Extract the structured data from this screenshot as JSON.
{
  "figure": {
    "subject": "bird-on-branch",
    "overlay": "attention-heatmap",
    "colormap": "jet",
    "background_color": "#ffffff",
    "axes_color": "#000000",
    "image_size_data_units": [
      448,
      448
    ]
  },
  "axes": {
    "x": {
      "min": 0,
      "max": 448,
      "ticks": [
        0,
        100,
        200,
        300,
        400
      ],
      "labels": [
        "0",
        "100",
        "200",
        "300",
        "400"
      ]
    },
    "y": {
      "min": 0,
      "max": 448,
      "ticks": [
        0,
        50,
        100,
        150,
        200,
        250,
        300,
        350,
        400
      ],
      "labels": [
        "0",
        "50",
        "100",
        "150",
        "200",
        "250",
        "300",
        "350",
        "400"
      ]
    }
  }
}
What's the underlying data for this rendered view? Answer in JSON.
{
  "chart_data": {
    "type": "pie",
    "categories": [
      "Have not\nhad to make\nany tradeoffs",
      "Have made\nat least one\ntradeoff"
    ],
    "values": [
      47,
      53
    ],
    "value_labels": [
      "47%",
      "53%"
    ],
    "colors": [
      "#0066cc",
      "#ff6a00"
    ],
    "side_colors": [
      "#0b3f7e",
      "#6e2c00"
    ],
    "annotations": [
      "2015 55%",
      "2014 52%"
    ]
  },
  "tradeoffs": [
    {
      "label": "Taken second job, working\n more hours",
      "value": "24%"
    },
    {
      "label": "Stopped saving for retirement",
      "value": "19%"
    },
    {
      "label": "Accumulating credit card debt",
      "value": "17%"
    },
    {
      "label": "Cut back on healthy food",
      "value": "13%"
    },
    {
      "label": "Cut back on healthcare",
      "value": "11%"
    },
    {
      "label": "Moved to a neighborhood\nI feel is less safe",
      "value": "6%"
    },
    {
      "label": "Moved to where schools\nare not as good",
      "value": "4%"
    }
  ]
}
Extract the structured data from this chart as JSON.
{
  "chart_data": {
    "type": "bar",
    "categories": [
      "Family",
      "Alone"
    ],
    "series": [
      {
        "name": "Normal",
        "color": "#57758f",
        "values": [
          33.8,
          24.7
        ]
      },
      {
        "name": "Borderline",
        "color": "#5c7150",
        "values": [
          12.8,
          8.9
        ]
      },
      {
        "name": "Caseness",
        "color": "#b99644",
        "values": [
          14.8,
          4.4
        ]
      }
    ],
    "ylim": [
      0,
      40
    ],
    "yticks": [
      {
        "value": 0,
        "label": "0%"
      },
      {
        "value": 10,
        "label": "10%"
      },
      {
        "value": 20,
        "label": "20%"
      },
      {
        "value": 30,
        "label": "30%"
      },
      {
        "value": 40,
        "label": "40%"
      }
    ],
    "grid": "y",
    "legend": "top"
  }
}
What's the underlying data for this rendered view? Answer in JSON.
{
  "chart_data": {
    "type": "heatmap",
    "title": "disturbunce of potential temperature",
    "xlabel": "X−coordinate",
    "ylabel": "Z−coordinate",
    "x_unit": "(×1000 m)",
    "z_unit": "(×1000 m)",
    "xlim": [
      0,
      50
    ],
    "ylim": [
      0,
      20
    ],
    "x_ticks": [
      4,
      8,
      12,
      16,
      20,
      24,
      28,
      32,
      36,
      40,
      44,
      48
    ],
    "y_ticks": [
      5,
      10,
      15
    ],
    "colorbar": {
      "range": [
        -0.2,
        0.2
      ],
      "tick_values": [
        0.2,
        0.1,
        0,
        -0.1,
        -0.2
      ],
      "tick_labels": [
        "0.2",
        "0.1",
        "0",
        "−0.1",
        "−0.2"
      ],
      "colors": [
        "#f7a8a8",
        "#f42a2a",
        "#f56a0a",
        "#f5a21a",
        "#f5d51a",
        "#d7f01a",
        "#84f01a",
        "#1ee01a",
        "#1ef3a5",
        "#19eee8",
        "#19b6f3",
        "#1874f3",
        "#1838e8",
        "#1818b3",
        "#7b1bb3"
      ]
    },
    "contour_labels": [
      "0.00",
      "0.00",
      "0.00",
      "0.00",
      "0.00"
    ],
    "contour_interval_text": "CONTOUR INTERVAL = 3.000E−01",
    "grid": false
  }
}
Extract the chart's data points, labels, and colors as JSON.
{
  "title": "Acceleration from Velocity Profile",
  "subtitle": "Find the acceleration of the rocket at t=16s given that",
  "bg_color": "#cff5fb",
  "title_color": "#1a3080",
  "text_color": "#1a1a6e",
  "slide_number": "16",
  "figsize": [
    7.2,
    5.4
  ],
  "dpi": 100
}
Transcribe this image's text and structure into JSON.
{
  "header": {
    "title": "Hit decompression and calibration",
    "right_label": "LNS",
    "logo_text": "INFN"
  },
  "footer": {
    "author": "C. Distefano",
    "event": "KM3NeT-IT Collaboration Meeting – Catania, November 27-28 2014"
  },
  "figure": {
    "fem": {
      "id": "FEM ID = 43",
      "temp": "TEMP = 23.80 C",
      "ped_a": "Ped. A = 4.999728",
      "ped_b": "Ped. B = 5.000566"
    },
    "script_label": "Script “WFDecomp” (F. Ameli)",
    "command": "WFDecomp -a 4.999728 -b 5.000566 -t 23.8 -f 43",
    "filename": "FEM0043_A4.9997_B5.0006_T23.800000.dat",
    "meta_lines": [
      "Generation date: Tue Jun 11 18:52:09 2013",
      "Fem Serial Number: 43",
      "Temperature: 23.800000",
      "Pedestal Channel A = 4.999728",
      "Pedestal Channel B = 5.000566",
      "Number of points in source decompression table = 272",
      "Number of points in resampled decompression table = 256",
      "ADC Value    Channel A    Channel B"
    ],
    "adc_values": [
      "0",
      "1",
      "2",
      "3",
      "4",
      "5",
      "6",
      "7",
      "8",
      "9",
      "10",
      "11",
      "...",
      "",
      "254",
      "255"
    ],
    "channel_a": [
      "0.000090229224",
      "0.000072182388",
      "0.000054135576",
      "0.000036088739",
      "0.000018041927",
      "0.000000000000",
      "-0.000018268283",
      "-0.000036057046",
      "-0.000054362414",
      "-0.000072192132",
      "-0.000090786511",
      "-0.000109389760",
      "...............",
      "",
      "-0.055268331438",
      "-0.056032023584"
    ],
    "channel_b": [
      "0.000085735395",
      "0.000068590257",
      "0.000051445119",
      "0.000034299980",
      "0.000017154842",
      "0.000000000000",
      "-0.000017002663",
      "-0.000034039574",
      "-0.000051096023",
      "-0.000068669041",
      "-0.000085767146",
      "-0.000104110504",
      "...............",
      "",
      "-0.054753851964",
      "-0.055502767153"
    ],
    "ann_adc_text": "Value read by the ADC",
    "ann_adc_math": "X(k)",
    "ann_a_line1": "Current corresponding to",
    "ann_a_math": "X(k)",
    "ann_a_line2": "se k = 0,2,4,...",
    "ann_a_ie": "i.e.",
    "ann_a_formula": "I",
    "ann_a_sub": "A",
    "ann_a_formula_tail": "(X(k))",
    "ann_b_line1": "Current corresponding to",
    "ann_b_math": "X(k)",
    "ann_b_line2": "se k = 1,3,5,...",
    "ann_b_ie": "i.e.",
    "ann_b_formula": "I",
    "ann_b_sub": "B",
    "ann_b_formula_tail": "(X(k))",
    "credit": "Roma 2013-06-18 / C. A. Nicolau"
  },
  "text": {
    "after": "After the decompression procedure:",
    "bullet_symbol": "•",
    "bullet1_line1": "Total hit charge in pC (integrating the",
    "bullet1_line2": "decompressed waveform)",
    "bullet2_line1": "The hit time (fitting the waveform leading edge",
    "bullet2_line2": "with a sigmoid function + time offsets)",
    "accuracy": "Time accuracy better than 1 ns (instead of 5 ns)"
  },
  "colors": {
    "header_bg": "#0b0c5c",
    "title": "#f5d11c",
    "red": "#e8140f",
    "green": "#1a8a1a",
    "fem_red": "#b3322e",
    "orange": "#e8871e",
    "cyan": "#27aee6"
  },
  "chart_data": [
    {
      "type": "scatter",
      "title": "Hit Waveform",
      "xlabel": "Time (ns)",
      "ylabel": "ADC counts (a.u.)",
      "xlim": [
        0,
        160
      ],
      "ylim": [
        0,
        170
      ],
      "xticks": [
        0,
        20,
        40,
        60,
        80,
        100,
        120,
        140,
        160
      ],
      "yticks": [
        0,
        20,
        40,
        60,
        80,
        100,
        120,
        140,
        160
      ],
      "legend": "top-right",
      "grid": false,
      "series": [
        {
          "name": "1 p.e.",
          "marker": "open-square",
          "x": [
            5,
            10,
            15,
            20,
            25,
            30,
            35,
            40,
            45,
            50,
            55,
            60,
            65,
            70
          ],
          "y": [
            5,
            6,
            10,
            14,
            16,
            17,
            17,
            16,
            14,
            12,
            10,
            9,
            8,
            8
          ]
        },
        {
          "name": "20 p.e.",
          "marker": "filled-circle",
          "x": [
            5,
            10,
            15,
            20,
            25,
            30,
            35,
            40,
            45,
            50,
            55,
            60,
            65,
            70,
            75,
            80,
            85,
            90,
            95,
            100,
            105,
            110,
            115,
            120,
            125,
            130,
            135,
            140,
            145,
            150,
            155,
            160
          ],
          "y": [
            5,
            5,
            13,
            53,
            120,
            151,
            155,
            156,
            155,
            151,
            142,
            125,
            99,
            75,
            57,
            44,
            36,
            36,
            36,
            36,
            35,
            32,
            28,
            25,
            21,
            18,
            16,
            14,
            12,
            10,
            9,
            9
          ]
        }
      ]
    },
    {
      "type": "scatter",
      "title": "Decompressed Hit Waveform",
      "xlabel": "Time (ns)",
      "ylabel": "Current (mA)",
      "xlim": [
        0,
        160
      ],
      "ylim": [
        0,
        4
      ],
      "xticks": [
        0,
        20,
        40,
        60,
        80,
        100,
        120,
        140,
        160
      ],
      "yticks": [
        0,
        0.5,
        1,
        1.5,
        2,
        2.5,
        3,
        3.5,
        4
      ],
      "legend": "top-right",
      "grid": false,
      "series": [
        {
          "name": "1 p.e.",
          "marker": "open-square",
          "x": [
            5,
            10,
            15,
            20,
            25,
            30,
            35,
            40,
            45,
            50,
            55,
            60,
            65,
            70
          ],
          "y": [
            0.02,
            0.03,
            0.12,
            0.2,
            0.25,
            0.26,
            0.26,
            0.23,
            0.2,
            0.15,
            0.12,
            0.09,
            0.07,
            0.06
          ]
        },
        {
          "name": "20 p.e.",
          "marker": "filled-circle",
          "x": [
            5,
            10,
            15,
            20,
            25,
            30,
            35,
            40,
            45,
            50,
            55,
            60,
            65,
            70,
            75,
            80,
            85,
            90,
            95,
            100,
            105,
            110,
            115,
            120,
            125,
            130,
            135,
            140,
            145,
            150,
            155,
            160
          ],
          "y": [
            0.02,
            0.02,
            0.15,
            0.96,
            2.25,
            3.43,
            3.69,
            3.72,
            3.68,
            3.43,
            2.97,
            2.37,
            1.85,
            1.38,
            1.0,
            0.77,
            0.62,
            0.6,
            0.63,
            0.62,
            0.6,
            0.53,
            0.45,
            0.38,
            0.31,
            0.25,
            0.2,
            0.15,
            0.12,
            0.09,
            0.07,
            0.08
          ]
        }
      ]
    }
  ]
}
· · ·
### What to do
From the listing above, return each line with the word "this".

### Reply to the exercise
Extract the structured data from this screenshot as JSON.
What's the underlying data for this rendered view? Answer in JSON.
Extract the structured data from this chart as JSON.
What's the underlying data for this rendered view? Answer in JSON.
Transcribe this image's text and structure into JSON.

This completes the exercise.